**Short problem**. From the entries below, list each line with "Microsoft".

**Collected data entries**.

*****

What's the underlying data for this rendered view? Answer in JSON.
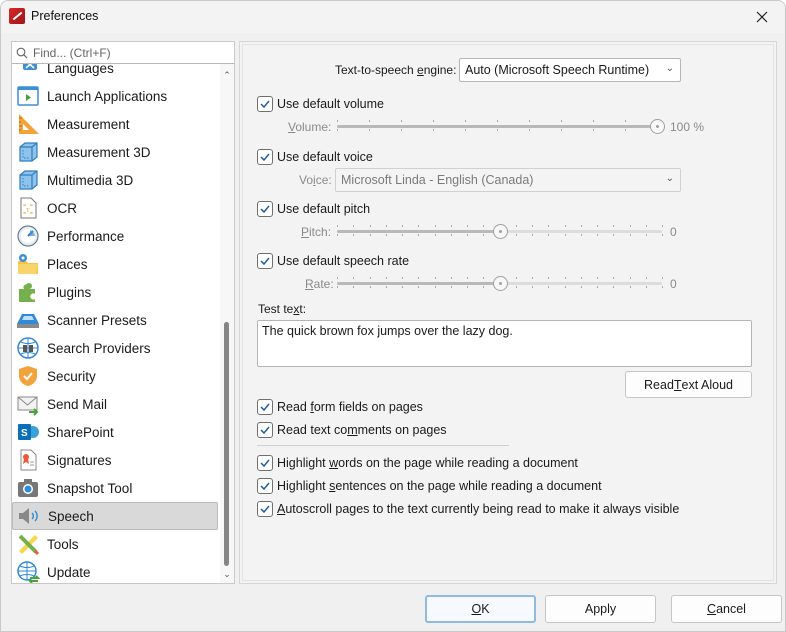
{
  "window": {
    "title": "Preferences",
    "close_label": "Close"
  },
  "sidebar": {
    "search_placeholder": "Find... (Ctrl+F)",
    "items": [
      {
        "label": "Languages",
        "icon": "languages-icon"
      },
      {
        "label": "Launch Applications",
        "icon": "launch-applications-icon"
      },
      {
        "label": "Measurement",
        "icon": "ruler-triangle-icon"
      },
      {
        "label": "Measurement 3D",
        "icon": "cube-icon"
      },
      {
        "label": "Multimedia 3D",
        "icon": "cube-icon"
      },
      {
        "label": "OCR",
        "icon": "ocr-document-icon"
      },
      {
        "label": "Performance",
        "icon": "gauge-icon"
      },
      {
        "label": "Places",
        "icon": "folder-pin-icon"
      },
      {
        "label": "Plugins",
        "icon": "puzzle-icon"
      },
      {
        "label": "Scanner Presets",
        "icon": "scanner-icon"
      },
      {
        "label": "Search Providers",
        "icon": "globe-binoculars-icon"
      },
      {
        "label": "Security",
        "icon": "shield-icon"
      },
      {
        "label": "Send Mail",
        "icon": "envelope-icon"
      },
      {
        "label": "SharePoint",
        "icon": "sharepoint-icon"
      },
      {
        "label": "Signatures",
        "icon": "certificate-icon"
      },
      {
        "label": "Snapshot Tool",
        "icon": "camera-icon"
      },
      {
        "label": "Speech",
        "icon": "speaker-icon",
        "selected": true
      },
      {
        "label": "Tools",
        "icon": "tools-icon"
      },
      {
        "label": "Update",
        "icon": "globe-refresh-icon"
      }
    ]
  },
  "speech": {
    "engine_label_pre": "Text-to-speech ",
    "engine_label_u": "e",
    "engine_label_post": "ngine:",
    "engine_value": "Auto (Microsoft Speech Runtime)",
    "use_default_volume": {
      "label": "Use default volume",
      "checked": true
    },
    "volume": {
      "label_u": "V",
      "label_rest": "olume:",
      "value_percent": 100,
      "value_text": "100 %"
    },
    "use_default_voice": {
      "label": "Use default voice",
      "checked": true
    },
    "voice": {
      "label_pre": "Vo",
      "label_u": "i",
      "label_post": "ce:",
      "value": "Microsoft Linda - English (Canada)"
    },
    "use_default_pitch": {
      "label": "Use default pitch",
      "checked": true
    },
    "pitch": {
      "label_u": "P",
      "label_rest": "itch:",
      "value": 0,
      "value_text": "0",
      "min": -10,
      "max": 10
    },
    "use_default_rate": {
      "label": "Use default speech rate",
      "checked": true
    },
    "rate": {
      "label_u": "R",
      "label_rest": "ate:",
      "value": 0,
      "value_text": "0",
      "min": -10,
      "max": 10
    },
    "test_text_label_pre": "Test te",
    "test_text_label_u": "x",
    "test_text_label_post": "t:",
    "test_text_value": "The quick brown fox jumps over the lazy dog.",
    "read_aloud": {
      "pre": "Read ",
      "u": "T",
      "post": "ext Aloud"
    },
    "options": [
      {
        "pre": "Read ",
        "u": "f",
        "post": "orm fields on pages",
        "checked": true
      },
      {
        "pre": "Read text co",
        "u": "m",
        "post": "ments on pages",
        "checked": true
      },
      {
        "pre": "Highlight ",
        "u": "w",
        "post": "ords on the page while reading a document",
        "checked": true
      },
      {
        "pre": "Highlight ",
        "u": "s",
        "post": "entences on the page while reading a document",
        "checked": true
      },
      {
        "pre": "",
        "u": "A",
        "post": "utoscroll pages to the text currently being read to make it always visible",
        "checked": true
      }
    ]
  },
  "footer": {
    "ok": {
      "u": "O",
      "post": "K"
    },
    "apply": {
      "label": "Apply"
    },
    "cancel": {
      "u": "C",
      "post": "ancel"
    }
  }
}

*****

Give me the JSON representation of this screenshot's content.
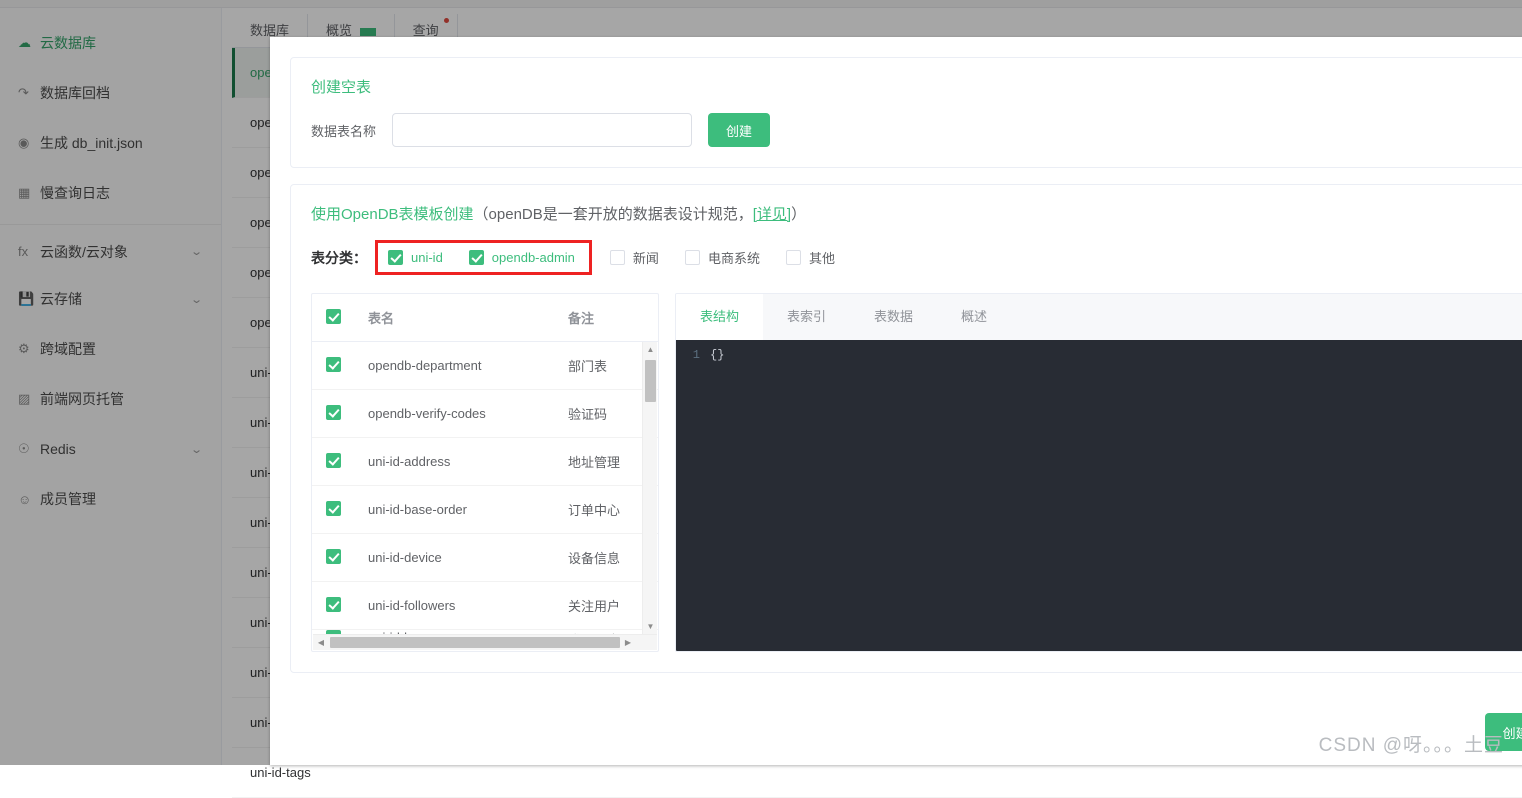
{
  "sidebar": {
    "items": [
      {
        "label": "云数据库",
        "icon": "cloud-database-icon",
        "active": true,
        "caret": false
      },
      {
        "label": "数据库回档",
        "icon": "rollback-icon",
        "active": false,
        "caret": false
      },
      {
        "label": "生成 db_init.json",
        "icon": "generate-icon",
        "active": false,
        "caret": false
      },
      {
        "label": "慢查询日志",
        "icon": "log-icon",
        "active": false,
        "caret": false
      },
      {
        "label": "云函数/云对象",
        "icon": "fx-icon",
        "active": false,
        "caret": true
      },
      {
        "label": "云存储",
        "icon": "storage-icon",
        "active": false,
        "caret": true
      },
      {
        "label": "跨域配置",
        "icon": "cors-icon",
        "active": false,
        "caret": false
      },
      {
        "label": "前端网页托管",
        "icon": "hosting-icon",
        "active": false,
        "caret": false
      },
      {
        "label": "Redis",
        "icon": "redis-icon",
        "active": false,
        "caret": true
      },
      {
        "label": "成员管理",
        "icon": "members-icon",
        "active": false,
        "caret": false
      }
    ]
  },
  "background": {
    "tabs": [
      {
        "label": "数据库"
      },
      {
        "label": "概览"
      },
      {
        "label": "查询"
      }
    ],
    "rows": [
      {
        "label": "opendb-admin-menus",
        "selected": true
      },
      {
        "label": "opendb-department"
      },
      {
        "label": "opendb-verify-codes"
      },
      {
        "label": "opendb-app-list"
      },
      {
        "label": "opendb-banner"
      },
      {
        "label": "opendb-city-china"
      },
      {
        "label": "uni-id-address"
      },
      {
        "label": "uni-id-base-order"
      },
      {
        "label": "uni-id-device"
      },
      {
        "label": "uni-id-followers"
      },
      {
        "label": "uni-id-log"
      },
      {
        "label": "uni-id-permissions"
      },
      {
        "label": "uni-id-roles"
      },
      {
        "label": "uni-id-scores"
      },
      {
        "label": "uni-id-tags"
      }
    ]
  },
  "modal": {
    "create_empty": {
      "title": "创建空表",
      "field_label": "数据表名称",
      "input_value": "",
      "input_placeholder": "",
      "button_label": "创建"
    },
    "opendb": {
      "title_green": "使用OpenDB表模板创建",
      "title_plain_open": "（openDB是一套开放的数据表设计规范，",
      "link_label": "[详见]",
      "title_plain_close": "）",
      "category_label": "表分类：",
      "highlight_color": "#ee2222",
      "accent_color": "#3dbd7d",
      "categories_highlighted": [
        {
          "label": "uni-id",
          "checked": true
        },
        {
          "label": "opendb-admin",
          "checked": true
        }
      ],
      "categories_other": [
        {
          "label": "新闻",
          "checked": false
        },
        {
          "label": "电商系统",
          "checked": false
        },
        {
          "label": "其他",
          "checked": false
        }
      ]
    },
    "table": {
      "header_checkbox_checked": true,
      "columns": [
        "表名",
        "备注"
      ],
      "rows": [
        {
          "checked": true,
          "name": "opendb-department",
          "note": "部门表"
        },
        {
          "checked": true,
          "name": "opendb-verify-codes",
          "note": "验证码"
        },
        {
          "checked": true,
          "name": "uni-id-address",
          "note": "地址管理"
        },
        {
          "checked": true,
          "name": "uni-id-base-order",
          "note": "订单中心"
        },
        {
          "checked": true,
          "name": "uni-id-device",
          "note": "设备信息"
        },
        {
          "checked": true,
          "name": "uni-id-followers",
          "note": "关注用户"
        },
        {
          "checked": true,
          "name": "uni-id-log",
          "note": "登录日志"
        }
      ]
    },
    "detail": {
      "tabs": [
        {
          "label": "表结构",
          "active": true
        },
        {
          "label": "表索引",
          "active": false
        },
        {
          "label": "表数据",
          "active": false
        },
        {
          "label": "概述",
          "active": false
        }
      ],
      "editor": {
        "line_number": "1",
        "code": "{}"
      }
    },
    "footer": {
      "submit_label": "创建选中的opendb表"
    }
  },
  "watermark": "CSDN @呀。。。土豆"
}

*****

**Output for this task**.
    "engine_value": "Auto (Microsoft Speech Runtime)",
      "value": "Microsoft Linda - English (Canada)"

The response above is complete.